-------- Exercise material --------

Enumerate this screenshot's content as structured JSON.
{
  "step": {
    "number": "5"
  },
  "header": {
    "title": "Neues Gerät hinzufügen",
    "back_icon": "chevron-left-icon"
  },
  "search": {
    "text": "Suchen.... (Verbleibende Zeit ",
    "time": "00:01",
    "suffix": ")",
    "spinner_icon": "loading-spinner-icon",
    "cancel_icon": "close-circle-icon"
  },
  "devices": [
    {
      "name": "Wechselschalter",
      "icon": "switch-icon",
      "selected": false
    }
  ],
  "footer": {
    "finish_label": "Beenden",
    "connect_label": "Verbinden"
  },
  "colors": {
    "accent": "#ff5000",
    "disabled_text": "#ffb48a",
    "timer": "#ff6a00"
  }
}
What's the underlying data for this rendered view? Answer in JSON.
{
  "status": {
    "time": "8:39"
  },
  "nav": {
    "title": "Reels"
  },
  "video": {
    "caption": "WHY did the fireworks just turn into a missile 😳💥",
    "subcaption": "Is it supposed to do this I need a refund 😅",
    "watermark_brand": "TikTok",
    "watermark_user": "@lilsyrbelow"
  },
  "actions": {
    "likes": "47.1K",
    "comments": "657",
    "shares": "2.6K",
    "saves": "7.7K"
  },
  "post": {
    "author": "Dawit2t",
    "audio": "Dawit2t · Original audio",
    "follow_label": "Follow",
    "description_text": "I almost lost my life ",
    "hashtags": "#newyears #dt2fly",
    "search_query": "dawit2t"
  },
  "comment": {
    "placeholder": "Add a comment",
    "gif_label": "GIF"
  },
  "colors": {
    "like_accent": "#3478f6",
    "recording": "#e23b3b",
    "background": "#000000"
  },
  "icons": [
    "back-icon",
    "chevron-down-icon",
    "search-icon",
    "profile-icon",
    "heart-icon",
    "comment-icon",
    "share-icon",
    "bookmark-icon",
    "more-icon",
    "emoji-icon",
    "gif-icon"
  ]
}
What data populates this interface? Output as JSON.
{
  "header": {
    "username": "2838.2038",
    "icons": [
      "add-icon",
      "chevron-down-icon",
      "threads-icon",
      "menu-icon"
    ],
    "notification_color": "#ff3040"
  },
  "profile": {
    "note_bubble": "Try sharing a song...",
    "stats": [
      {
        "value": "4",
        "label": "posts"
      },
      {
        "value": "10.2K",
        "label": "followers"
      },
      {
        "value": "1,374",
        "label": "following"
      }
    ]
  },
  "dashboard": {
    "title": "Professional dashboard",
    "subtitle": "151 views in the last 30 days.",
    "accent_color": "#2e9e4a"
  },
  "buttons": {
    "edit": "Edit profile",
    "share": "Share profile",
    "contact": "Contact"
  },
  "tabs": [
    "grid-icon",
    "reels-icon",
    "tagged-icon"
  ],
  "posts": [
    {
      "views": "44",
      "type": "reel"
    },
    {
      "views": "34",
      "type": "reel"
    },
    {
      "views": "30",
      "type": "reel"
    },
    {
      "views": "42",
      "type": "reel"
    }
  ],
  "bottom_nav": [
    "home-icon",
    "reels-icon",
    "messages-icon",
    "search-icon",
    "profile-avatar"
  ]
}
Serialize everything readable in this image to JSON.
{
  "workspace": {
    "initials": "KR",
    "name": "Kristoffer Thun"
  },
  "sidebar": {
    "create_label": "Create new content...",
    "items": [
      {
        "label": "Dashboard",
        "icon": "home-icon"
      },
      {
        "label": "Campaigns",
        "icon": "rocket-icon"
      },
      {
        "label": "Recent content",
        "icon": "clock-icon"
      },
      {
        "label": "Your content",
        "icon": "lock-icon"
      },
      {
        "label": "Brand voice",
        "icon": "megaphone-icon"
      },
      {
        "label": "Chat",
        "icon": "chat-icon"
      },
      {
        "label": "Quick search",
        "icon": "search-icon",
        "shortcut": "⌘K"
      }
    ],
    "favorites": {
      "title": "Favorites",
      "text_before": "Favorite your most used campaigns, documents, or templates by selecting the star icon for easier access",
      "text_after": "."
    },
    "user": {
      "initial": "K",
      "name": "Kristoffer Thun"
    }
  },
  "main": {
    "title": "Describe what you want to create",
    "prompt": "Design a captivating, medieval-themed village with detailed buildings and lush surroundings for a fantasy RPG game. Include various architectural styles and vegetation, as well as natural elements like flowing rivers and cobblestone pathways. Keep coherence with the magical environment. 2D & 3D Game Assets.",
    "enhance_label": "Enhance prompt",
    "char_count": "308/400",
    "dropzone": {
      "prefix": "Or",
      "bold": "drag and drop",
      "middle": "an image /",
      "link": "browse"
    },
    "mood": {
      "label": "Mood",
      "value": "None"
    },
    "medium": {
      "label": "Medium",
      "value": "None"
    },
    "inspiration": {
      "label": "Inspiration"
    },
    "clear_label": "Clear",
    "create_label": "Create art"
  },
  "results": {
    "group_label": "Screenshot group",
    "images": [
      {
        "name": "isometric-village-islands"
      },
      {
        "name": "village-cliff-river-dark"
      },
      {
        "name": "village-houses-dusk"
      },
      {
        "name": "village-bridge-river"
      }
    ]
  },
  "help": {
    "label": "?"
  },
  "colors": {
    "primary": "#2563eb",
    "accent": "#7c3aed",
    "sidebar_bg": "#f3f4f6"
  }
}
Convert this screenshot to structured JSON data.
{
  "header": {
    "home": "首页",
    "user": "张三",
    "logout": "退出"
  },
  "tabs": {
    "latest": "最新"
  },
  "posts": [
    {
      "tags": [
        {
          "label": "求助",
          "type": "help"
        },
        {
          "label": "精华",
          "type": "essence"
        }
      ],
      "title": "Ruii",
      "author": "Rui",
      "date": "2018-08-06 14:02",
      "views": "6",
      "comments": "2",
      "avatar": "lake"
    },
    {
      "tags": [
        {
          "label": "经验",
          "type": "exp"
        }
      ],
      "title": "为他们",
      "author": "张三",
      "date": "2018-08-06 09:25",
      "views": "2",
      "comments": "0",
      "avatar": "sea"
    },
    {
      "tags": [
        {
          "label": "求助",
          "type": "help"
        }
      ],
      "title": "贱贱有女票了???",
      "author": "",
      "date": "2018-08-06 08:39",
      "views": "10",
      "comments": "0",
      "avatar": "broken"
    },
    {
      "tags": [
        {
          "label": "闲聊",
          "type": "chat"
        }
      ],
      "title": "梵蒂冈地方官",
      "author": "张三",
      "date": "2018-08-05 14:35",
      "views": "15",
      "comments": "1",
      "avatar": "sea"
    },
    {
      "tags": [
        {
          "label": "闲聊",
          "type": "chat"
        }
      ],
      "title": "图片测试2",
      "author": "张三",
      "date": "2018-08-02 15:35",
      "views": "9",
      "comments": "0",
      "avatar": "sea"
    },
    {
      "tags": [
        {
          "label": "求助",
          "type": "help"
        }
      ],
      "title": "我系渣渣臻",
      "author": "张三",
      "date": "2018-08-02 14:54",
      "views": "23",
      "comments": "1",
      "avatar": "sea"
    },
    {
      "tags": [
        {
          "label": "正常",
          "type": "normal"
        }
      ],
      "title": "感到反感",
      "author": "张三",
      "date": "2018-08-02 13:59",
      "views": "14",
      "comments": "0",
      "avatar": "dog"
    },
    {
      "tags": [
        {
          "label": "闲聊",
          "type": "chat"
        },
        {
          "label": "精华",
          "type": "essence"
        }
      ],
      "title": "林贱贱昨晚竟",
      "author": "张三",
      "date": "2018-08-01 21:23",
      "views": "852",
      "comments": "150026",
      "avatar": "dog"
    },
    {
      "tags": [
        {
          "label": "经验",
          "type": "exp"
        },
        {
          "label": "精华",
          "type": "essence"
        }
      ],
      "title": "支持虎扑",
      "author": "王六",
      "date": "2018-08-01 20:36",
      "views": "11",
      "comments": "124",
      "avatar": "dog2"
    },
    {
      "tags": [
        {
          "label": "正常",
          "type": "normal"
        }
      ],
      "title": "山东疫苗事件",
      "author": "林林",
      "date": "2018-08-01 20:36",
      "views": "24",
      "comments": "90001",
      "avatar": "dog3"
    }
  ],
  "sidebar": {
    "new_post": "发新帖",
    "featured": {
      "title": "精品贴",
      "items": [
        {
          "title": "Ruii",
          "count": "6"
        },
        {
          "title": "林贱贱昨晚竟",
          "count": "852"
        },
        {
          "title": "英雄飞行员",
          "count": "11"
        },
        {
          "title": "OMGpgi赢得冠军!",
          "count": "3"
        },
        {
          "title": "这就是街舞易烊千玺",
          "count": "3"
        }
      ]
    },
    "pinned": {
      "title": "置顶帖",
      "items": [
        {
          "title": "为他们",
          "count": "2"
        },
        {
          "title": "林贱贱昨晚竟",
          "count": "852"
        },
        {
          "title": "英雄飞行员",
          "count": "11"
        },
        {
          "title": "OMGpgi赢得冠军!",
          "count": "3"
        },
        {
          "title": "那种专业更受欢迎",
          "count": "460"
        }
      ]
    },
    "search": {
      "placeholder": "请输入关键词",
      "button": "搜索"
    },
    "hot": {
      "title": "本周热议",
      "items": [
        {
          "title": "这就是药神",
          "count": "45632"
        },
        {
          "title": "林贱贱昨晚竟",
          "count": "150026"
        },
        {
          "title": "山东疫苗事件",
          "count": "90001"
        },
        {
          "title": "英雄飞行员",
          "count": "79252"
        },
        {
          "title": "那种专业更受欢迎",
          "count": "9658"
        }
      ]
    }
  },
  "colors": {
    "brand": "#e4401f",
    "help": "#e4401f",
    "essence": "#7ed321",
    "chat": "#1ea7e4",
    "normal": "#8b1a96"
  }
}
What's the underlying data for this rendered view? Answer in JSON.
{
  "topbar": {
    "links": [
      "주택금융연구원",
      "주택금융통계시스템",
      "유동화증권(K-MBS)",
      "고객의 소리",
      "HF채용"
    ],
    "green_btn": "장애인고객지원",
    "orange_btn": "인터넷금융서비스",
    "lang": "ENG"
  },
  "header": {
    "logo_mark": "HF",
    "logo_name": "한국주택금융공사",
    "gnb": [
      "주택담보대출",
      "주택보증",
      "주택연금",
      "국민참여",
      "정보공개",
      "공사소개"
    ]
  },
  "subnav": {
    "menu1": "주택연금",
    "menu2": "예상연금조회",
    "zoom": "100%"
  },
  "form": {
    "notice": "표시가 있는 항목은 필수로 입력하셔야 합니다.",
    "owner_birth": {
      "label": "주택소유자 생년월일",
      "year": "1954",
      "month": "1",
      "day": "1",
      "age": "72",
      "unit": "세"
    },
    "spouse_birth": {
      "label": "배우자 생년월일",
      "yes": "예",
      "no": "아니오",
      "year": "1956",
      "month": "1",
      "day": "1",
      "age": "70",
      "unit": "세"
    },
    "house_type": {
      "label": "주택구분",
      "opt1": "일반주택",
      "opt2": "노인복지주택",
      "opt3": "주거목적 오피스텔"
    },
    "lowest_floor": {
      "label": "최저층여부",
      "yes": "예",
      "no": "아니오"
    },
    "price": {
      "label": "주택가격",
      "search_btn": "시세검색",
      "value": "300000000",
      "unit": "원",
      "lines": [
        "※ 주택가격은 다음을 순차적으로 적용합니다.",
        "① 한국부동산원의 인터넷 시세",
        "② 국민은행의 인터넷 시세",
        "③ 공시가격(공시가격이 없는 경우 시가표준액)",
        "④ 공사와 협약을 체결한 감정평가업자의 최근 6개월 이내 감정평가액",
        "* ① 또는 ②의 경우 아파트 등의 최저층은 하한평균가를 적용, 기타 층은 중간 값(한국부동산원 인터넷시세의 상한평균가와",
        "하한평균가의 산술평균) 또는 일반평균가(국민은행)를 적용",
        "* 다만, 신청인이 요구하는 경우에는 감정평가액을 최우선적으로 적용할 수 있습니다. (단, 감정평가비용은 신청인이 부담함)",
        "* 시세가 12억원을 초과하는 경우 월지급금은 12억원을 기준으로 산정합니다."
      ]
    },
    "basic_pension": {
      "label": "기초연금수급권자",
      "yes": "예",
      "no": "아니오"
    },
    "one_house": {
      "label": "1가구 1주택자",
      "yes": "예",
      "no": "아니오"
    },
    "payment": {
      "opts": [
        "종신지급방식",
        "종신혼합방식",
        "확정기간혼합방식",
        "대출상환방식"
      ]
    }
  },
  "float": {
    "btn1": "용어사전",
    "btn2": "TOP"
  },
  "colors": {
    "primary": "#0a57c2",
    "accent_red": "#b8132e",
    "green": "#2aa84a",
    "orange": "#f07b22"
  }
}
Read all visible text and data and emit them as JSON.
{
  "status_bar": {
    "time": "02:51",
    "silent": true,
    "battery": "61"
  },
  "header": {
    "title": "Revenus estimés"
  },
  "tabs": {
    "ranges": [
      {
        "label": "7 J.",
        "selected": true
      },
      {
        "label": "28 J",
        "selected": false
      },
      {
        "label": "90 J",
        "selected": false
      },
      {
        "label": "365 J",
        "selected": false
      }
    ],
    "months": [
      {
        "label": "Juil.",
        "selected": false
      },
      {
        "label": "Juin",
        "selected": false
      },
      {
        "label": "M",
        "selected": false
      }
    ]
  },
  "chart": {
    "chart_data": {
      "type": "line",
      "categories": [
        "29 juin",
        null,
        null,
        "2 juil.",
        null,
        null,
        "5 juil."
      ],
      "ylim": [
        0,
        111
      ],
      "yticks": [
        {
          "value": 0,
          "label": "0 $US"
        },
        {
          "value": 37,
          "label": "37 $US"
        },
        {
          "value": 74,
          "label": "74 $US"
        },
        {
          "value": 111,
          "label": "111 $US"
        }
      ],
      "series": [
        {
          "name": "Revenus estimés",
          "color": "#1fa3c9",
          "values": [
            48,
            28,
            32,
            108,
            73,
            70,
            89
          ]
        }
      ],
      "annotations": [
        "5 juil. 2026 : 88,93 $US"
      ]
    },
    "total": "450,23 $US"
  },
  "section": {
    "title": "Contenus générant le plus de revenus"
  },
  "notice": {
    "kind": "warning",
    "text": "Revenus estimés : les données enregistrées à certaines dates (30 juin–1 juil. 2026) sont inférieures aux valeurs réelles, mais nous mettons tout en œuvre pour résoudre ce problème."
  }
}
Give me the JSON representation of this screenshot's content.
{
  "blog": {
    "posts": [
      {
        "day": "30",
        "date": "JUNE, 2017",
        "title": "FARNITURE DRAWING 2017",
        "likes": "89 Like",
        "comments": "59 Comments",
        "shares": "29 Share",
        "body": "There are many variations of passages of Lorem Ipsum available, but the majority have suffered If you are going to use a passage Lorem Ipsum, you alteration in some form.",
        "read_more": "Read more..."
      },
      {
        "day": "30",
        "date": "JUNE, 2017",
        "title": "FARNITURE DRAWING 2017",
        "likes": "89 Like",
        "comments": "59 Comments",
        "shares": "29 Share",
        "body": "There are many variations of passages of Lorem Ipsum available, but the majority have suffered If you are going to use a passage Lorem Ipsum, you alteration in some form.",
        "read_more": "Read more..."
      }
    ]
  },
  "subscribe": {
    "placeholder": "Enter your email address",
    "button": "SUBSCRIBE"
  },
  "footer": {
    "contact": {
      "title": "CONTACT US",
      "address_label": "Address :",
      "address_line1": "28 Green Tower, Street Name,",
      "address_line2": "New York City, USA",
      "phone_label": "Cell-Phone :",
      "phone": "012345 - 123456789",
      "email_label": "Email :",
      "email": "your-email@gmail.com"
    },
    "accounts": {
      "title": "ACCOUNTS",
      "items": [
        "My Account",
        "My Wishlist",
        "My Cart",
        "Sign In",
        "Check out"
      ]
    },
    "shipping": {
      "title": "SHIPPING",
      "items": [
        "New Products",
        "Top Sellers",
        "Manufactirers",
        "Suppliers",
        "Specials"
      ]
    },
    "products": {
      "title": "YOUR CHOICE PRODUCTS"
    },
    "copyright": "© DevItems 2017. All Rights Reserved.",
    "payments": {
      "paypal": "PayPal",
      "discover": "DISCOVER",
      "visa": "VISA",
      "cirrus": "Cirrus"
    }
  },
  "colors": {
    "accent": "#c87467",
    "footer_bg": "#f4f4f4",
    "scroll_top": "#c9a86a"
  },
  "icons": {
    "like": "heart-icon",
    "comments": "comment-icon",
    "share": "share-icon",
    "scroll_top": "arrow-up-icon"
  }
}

--------

Stated task
Go over the records above and tally each line that includes "estimés". Give the total by itself.

Written solution
3